→ WRITTEN INSTRUCTION:
Wherever the string "default" appears, copy the whole line.
### DATA ROWS ###
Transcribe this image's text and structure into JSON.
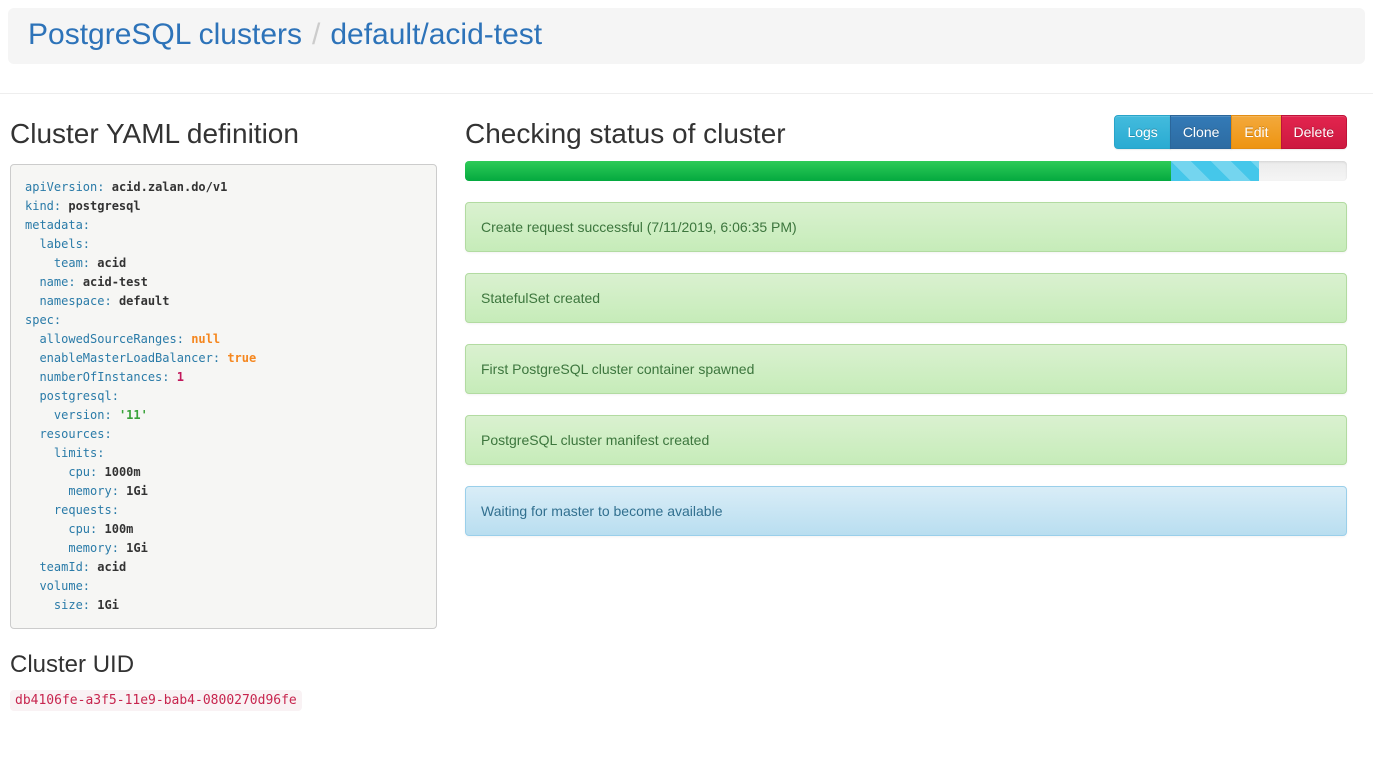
{
  "breadcrumb": {
    "root": "PostgreSQL clusters",
    "separator": "/",
    "current": "default/acid-test"
  },
  "yaml_section": {
    "title": "Cluster YAML definition",
    "lines": [
      {
        "indent": 0,
        "key": "apiVersion",
        "value": "acid.zalan.do/v1",
        "type": "plain"
      },
      {
        "indent": 0,
        "key": "kind",
        "value": "postgresql",
        "type": "plain"
      },
      {
        "indent": 0,
        "key": "metadata",
        "value": "",
        "type": "none"
      },
      {
        "indent": 1,
        "key": "labels",
        "value": "",
        "type": "none"
      },
      {
        "indent": 2,
        "key": "team",
        "value": "acid",
        "type": "plain"
      },
      {
        "indent": 1,
        "key": "name",
        "value": "acid-test",
        "type": "plain"
      },
      {
        "indent": 1,
        "key": "namespace",
        "value": "default",
        "type": "plain"
      },
      {
        "indent": 0,
        "key": "spec",
        "value": "",
        "type": "none"
      },
      {
        "indent": 1,
        "key": "allowedSourceRanges",
        "value": "null",
        "type": "keyword"
      },
      {
        "indent": 1,
        "key": "enableMasterLoadBalancer",
        "value": "true",
        "type": "keyword"
      },
      {
        "indent": 1,
        "key": "numberOfInstances",
        "value": "1",
        "type": "number"
      },
      {
        "indent": 1,
        "key": "postgresql",
        "value": "",
        "type": "none"
      },
      {
        "indent": 2,
        "key": "version",
        "value": "'11'",
        "type": "string"
      },
      {
        "indent": 1,
        "key": "resources",
        "value": "",
        "type": "none"
      },
      {
        "indent": 2,
        "key": "limits",
        "value": "",
        "type": "none"
      },
      {
        "indent": 3,
        "key": "cpu",
        "value": "1000m",
        "type": "plain"
      },
      {
        "indent": 3,
        "key": "memory",
        "value": "1Gi",
        "type": "plain"
      },
      {
        "indent": 2,
        "key": "requests",
        "value": "",
        "type": "none"
      },
      {
        "indent": 3,
        "key": "cpu",
        "value": "100m",
        "type": "plain"
      },
      {
        "indent": 3,
        "key": "memory",
        "value": "1Gi",
        "type": "plain"
      },
      {
        "indent": 1,
        "key": "teamId",
        "value": "acid",
        "type": "plain"
      },
      {
        "indent": 1,
        "key": "volume",
        "value": "",
        "type": "none"
      },
      {
        "indent": 2,
        "key": "size",
        "value": "1Gi",
        "type": "plain"
      }
    ]
  },
  "uid_section": {
    "title": "Cluster UID",
    "uid": "db4106fe-a3f5-11e9-bab4-0800270d96fe"
  },
  "status_section": {
    "title": "Checking status of cluster",
    "buttons": [
      {
        "label": "Logs",
        "style": "info"
      },
      {
        "label": "Clone",
        "style": "primary"
      },
      {
        "label": "Edit",
        "style": "warning"
      },
      {
        "label": "Delete",
        "style": "danger"
      }
    ],
    "progress": {
      "success_percent": 80,
      "active_percent": 10
    },
    "messages": [
      {
        "text": "Create request successful (7/11/2019, 6:06:35 PM)",
        "level": "success"
      },
      {
        "text": "StatefulSet created",
        "level": "success"
      },
      {
        "text": "First PostgreSQL cluster container spawned",
        "level": "success"
      },
      {
        "text": "PostgreSQL cluster manifest created",
        "level": "success"
      },
      {
        "text": "Waiting for master to become available",
        "level": "info"
      }
    ]
  },
  "colors": {
    "breadcrumb_link": "#2d73b9",
    "yaml_key": "#2a7ba8",
    "yaml_keyword": "#f5871f",
    "yaml_number": "#c2185b",
    "yaml_string": "#3aa33a",
    "progress_success": "#04a93f",
    "progress_active": "#45c7ea",
    "alert_success_text": "#3c763d",
    "alert_info_text": "#31708f",
    "uid_text": "#c7254e",
    "uid_background": "#f9f2f4",
    "btn_info": "#2aabd2",
    "btn_primary": "#337ab7",
    "btn_warning": "#ee9411",
    "btn_danger": "#cd1940"
  }
}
###
→ EXERCISE OUTPUT:
    "current": "default/acid-test"
        "value": "default",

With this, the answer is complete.